*Requirement*. Your job is to retype all of the data word for word, leaving every image out.

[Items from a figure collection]
· · · ·

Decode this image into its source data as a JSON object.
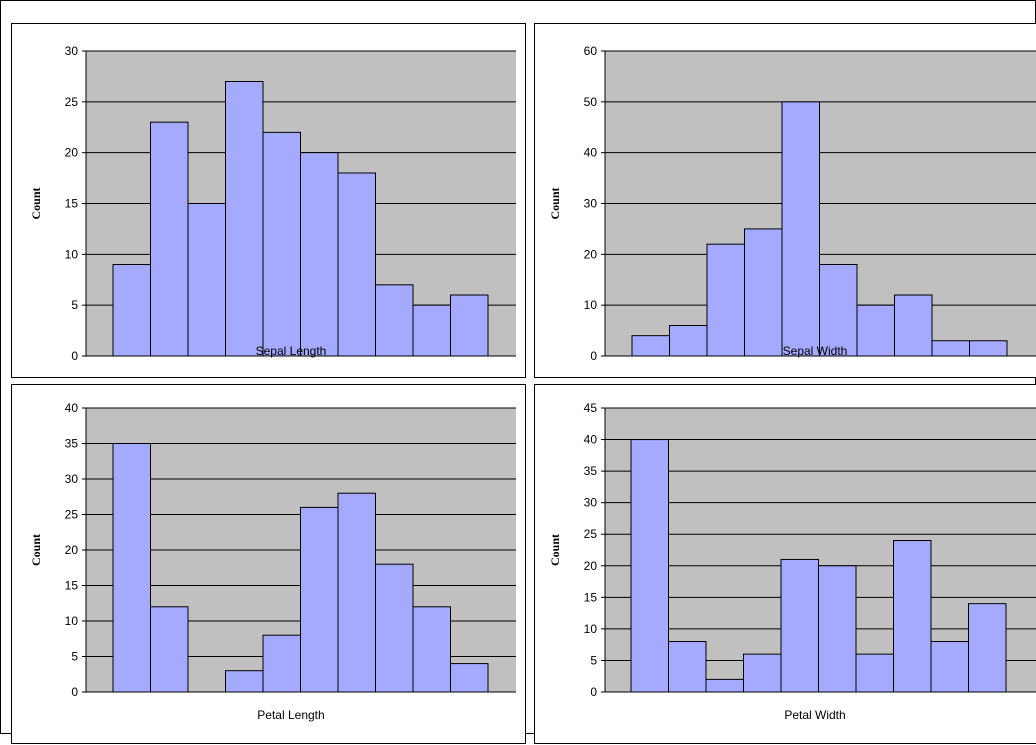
{
  "colors": {
    "plot_background": "#c0c0c0",
    "bar_fill": "#a6aaff",
    "bar_stroke": "#000000",
    "gridline": "#000000"
  },
  "chart_data": [
    {
      "type": "bar",
      "xlabel": "Sepal Length",
      "ylabel": "Count",
      "ylim": [
        0,
        30
      ],
      "yticks": [
        "0",
        "5",
        "10",
        "15",
        "20",
        "25",
        "30"
      ],
      "grid": true,
      "values": [
        9,
        23,
        15,
        27,
        22,
        20,
        18,
        7,
        5,
        6
      ]
    },
    {
      "type": "bar",
      "xlabel": "Sepal Width",
      "ylabel": "Count",
      "ylim": [
        0,
        60
      ],
      "yticks": [
        "0",
        "10",
        "20",
        "30",
        "40",
        "50",
        "60"
      ],
      "grid": true,
      "values": [
        4,
        6,
        22,
        25,
        50,
        18,
        10,
        12,
        3,
        3
      ]
    },
    {
      "type": "bar",
      "xlabel": "Petal Length",
      "ylabel": "Count",
      "ylim": [
        0,
        40
      ],
      "yticks": [
        "0",
        "5",
        "10",
        "15",
        "20",
        "25",
        "30",
        "35",
        "40"
      ],
      "grid": true,
      "values": [
        35,
        12,
        0,
        3,
        8,
        26,
        28,
        18,
        12,
        4
      ]
    },
    {
      "type": "bar",
      "xlabel": "Petal Width",
      "ylabel": "Count",
      "ylim": [
        0,
        45
      ],
      "yticks": [
        "0",
        "5",
        "10",
        "15",
        "20",
        "25",
        "30",
        "35",
        "40",
        "45"
      ],
      "grid": true,
      "values": [
        40,
        8,
        2,
        6,
        21,
        20,
        6,
        24,
        8,
        14
      ]
    }
  ]
}
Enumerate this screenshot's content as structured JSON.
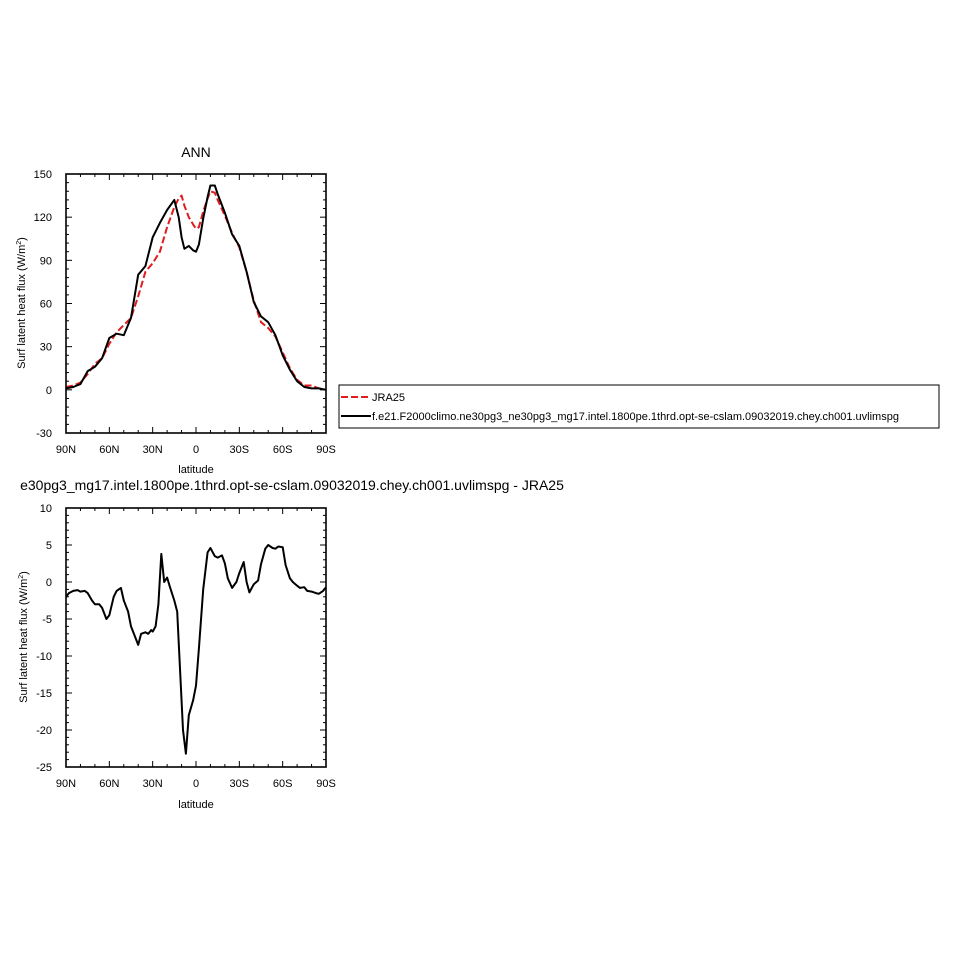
{
  "chart_data": [
    {
      "type": "line",
      "title": "ANN",
      "xlabel": "latitude",
      "ylabel": "Surf latent heat flux (W/m",
      "ylabel_sup": "2",
      "ylabel_close": ")",
      "x_tick_labels": [
        "90N",
        "60N",
        "30N",
        "0",
        "30S",
        "60S",
        "90S"
      ],
      "x_ticks": [
        90,
        60,
        30,
        0,
        -30,
        -60,
        -90
      ],
      "xlim": [
        90,
        -90
      ],
      "ylim": [
        -30,
        150
      ],
      "y_ticks": [
        -30,
        0,
        30,
        60,
        90,
        120,
        150
      ],
      "y_tick_labels": [
        "-30",
        "0",
        "30",
        "60",
        "90",
        "120",
        "150"
      ],
      "grid": false,
      "legend_position": "right",
      "x": [
        90,
        85,
        80,
        75,
        70,
        65,
        60,
        55,
        50,
        45,
        40,
        35,
        30,
        25,
        20,
        15,
        12,
        10,
        8,
        5,
        2,
        0,
        -2,
        -5,
        -8,
        -10,
        -13,
        -15,
        -20,
        -25,
        -30,
        -35,
        -40,
        -45,
        -50,
        -55,
        -60,
        -65,
        -70,
        -75,
        -80,
        -85,
        -90
      ],
      "series": [
        {
          "name": "JRA25",
          "color": "#e01c1c",
          "dash": "dashed",
          "values": [
            2,
            3,
            5,
            11,
            18,
            22,
            32,
            40,
            45,
            50,
            65,
            82,
            88,
            96,
            113,
            127,
            133,
            135,
            128,
            120,
            115,
            112,
            113,
            124,
            133,
            138,
            137,
            132,
            121,
            109,
            99,
            82,
            62,
            47,
            43,
            37,
            26,
            15,
            7,
            3,
            3,
            1,
            0
          ]
        },
        {
          "name": "f.e21.F2000climo.ne30pg3_ne30pg3_mg17.intel.1800pe.1thrd.opt-se-cslam.09032019.chey.ch001.uvlimspg",
          "color": "#000000",
          "dash": "solid",
          "values": [
            1,
            2,
            4,
            13,
            16,
            22,
            36,
            39,
            38,
            50,
            80,
            86,
            106,
            116,
            125,
            132,
            120,
            106,
            98,
            100,
            97,
            96,
            101,
            119,
            134,
            142,
            142,
            136,
            123,
            108,
            100,
            82,
            61,
            51,
            47,
            38,
            24,
            14,
            6,
            2,
            1,
            1,
            0
          ]
        }
      ]
    },
    {
      "type": "line",
      "title": "e30pg3_mg17.intel.1800pe.1thrd.opt-se-cslam.09032019.chey.ch001.uvlimspg - JRA25",
      "xlabel": "latitude",
      "ylabel": "Surf latent heat flux (W/m",
      "ylabel_sup": "2",
      "ylabel_close": ")",
      "x_tick_labels": [
        "90N",
        "60N",
        "30N",
        "0",
        "30S",
        "60S",
        "90S"
      ],
      "x_ticks": [
        90,
        60,
        30,
        0,
        -30,
        -60,
        -90
      ],
      "xlim": [
        90,
        -90
      ],
      "ylim": [
        -25,
        10
      ],
      "y_ticks": [
        -25,
        -20,
        -15,
        -10,
        -5,
        0,
        5,
        10
      ],
      "y_tick_labels": [
        "-25",
        "-20",
        "-15",
        "-10",
        "-5",
        "0",
        "5",
        "10"
      ],
      "grid": false,
      "x": [
        90,
        88,
        85,
        82,
        80,
        77,
        75,
        72,
        70,
        67,
        65,
        62,
        60,
        57,
        55,
        52,
        50,
        47,
        45,
        43,
        40,
        38,
        35,
        33,
        31,
        30,
        28,
        26,
        24,
        22,
        20,
        18,
        15,
        13,
        11,
        9,
        7,
        5,
        2,
        0,
        -2,
        -5,
        -8,
        -10,
        -13,
        -15,
        -18,
        -20,
        -22,
        -25,
        -28,
        -30,
        -33,
        -35,
        -37,
        -40,
        -43,
        -45,
        -48,
        -50,
        -53,
        -55,
        -57,
        -60,
        -62,
        -65,
        -67,
        -70,
        -72,
        -75,
        -77,
        -80,
        -83,
        -85,
        -88,
        -90
      ],
      "series": [
        {
          "name": "",
          "color": "#000000",
          "dash": "solid",
          "values": [
            -2,
            -1.5,
            -1.2,
            -1.1,
            -1.3,
            -1.2,
            -1.5,
            -2.5,
            -3,
            -3,
            -3.5,
            -5,
            -4.5,
            -2,
            -1.2,
            -0.8,
            -2.5,
            -4,
            -6,
            -7,
            -8.5,
            -7,
            -6.8,
            -7,
            -6.5,
            -6.7,
            -6,
            -3,
            3.8,
            0,
            0.6,
            -0.7,
            -2.5,
            -4,
            -12,
            -20,
            -23.2,
            -18,
            -16,
            -14,
            -9,
            -1,
            4,
            4.6,
            3.5,
            3.3,
            3.6,
            2.5,
            0.5,
            -0.8,
            0,
            1.2,
            2.7,
            0,
            -1.4,
            -0.3,
            0.2,
            2.4,
            4.5,
            5,
            4.6,
            4.5,
            4.8,
            4.7,
            2.3,
            0.5,
            0,
            -0.5,
            -0.8,
            -0.7,
            -1.2,
            -1.3,
            -1.5,
            -1.6,
            -1.2,
            -0.7
          ]
        }
      ]
    }
  ]
}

· · · ·

*Task answer*.
Decode this image into its source data as a JSON object.
{
  "colors": {
    "plot_background": "#c0c0c0",
    "bar_fill": "#a6aaff",
    "bar_stroke": "#000000",
    "gridline": "#000000"
  },
  "chart_data": [
    {
      "type": "bar",
      "xlabel": "Sepal Length",
      "ylabel": "Count",
      "ylim": [
        0,
        30
      ],
      "yticks": [
        "0",
        "5",
        "10",
        "15",
        "20",
        "25",
        "30"
      ],
      "grid": true,
      "values": [
        9,
        23,
        15,
        27,
        22,
        20,
        18,
        7,
        5,
        6
      ]
    },
    {
      "type": "bar",
      "xlabel": "Sepal Width",
      "ylabel": "Count",
      "ylim": [
        0,
        60
      ],
      "yticks": [
        "0",
        "10",
        "20",
        "30",
        "40",
        "50",
        "60"
      ],
      "grid": true,
      "values": [
        4,
        6,
        22,
        25,
        50,
        18,
        10,
        12,
        3,
        3
      ]
    },
    {
      "type": "bar",
      "xlabel": "Petal Length",
      "ylabel": "Count",
      "ylim": [
        0,
        40
      ],
      "yticks": [
        "0",
        "5",
        "10",
        "15",
        "20",
        "25",
        "30",
        "35",
        "40"
      ],
      "grid": true,
      "values": [
        35,
        12,
        0,
        3,
        8,
        26,
        28,
        18,
        12,
        4
      ]
    },
    {
      "type": "bar",
      "xlabel": "Petal Width",
      "ylabel": "Count",
      "ylim": [
        0,
        45
      ],
      "yticks": [
        "0",
        "5",
        "10",
        "15",
        "20",
        "25",
        "30",
        "35",
        "40",
        "45"
      ],
      "grid": true,
      "values": [
        40,
        8,
        2,
        6,
        21,
        20,
        6,
        24,
        8,
        14
      ]
    }
  ]
}
Enumerate this screenshot's content as structured JSON.
{
  "chart_data": [
    {
      "type": "line",
      "title": "ANN",
      "xlabel": "latitude",
      "ylabel": "Surf latent heat flux (W/m",
      "ylabel_sup": "2",
      "ylabel_close": ")",
      "x_tick_labels": [
        "90N",
        "60N",
        "30N",
        "0",
        "30S",
        "60S",
        "90S"
      ],
      "x_ticks": [
        90,
        60,
        30,
        0,
        -30,
        -60,
        -90
      ],
      "xlim": [
        90,
        -90
      ],
      "ylim": [
        -30,
        150
      ],
      "y_ticks": [
        -30,
        0,
        30,
        60,
        90,
        120,
        150
      ],
      "y_tick_labels": [
        "-30",
        "0",
        "30",
        "60",
        "90",
        "120",
        "150"
      ],
      "grid": false,
      "legend_position": "right",
      "x": [
        90,
        85,
        80,
        75,
        70,
        65,
        60,
        55,
        50,
        45,
        40,
        35,
        30,
        25,
        20,
        15,
        12,
        10,
        8,
        5,
        2,
        0,
        -2,
        -5,
        -8,
        -10,
        -13,
        -15,
        -20,
        -25,
        -30,
        -35,
        -40,
        -45,
        -50,
        -55,
        -60,
        -65,
        -70,
        -75,
        -80,
        -85,
        -90
      ],
      "series": [
        {
          "name": "JRA25",
          "color": "#e01c1c",
          "dash": "dashed",
          "values": [
            2,
            3,
            5,
            11,
            18,
            22,
            32,
            40,
            45,
            50,
            65,
            82,
            88,
            96,
            113,
            127,
            133,
            135,
            128,
            120,
            115,
            112,
            113,
            124,
            133,
            138,
            137,
            132,
            121,
            109,
            99,
            82,
            62,
            47,
            43,
            37,
            26,
            15,
            7,
            3,
            3,
            1,
            0
          ]
        },
        {
          "name": "f.e21.F2000climo.ne30pg3_ne30pg3_mg17.intel.1800pe.1thrd.opt-se-cslam.09032019.chey.ch001.uvlimspg",
          "color": "#000000",
          "dash": "solid",
          "values": [
            1,
            2,
            4,
            13,
            16,
            22,
            36,
            39,
            38,
            50,
            80,
            86,
            106,
            116,
            125,
            132,
            120,
            106,
            98,
            100,
            97,
            96,
            101,
            119,
            134,
            142,
            142,
            136,
            123,
            108,
            100,
            82,
            61,
            51,
            47,
            38,
            24,
            14,
            6,
            2,
            1,
            1,
            0
          ]
        }
      ]
    },
    {
      "type": "line",
      "title": "e30pg3_mg17.intel.1800pe.1thrd.opt-se-cslam.09032019.chey.ch001.uvlimspg - JRA25",
      "xlabel": "latitude",
      "ylabel": "Surf latent heat flux (W/m",
      "ylabel_sup": "2",
      "ylabel_close": ")",
      "x_tick_labels": [
        "90N",
        "60N",
        "30N",
        "0",
        "30S",
        "60S",
        "90S"
      ],
      "x_ticks": [
        90,
        60,
        30,
        0,
        -30,
        -60,
        -90
      ],
      "xlim": [
        90,
        -90
      ],
      "ylim": [
        -25,
        10
      ],
      "y_ticks": [
        -25,
        -20,
        -15,
        -10,
        -5,
        0,
        5,
        10
      ],
      "y_tick_labels": [
        "-25",
        "-20",
        "-15",
        "-10",
        "-5",
        "0",
        "5",
        "10"
      ],
      "grid": false,
      "x": [
        90,
        88,
        85,
        82,
        80,
        77,
        75,
        72,
        70,
        67,
        65,
        62,
        60,
        57,
        55,
        52,
        50,
        47,
        45,
        43,
        40,
        38,
        35,
        33,
        31,
        30,
        28,
        26,
        24,
        22,
        20,
        18,
        15,
        13,
        11,
        9,
        7,
        5,
        2,
        0,
        -2,
        -5,
        -8,
        -10,
        -13,
        -15,
        -18,
        -20,
        -22,
        -25,
        -28,
        -30,
        -33,
        -35,
        -37,
        -40,
        -43,
        -45,
        -48,
        -50,
        -53,
        -55,
        -57,
        -60,
        -62,
        -65,
        -67,
        -70,
        -72,
        -75,
        -77,
        -80,
        -83,
        -85,
        -88,
        -90
      ],
      "series": [
        {
          "name": "",
          "color": "#000000",
          "dash": "solid",
          "values": [
            -2,
            -1.5,
            -1.2,
            -1.1,
            -1.3,
            -1.2,
            -1.5,
            -2.5,
            -3,
            -3,
            -3.5,
            -5,
            -4.5,
            -2,
            -1.2,
            -0.8,
            -2.5,
            -4,
            -6,
            -7,
            -8.5,
            -7,
            -6.8,
            -7,
            -6.5,
            -6.7,
            -6,
            -3,
            3.8,
            0,
            0.6,
            -0.7,
            -2.5,
            -4,
            -12,
            -20,
            -23.2,
            -18,
            -16,
            -14,
            -9,
            -1,
            4,
            4.6,
            3.5,
            3.3,
            3.6,
            2.5,
            0.5,
            -0.8,
            0,
            1.2,
            2.7,
            0,
            -1.4,
            -0.3,
            0.2,
            2.4,
            4.5,
            5,
            4.6,
            4.5,
            4.8,
            4.7,
            2.3,
            0.5,
            0,
            -0.5,
            -0.8,
            -0.7,
            -1.2,
            -1.3,
            -1.5,
            -1.6,
            -1.2,
            -0.7
          ]
        }
      ]
    }
  ]
}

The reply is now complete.